RECORD SET start

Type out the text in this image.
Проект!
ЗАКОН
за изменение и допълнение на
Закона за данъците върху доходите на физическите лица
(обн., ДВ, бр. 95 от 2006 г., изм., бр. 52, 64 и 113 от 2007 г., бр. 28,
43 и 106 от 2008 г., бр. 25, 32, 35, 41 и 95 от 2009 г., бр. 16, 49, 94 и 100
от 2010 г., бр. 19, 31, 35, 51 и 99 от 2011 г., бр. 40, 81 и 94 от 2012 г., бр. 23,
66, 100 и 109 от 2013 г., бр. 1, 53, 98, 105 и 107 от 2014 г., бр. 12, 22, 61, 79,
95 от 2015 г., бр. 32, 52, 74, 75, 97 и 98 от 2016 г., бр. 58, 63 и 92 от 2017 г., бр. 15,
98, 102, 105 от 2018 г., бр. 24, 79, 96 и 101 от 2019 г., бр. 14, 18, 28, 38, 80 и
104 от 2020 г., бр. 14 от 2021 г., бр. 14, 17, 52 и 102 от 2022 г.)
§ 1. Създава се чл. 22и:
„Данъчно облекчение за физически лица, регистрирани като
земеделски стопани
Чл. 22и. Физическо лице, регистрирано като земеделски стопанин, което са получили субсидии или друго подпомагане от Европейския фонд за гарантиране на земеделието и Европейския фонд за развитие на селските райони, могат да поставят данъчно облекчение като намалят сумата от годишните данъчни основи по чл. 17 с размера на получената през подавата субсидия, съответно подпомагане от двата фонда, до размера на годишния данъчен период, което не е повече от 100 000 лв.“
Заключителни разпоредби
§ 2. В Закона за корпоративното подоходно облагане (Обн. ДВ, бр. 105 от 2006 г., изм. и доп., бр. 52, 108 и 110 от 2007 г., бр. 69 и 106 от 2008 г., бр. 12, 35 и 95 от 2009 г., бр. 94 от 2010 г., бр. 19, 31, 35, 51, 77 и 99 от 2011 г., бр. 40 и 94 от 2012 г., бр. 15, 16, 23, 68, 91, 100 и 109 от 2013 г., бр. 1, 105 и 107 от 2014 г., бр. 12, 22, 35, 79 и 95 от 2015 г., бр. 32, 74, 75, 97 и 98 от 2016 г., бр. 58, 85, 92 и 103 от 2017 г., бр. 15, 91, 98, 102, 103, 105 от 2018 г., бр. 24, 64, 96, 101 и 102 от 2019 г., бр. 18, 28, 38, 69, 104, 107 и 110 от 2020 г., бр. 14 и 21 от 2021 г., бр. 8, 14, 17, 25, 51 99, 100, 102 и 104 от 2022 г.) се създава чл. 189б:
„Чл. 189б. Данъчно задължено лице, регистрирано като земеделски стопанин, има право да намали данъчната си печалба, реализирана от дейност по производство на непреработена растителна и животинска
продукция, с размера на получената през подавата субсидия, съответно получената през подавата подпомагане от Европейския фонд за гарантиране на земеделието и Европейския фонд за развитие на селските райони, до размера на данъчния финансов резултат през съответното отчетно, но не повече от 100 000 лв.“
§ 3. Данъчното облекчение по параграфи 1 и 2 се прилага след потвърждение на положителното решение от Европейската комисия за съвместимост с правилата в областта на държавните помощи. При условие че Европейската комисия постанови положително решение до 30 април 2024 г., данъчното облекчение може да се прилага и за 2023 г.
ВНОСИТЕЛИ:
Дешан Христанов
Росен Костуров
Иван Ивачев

RECORD SET end

TO DO » Which lines hold the word "лица"? Copy every one of them.

FINISHED EXERCISE »
Закона за данъците върху доходите на физическите лица
„Данъчно облекчение за физически лица, регистрирани като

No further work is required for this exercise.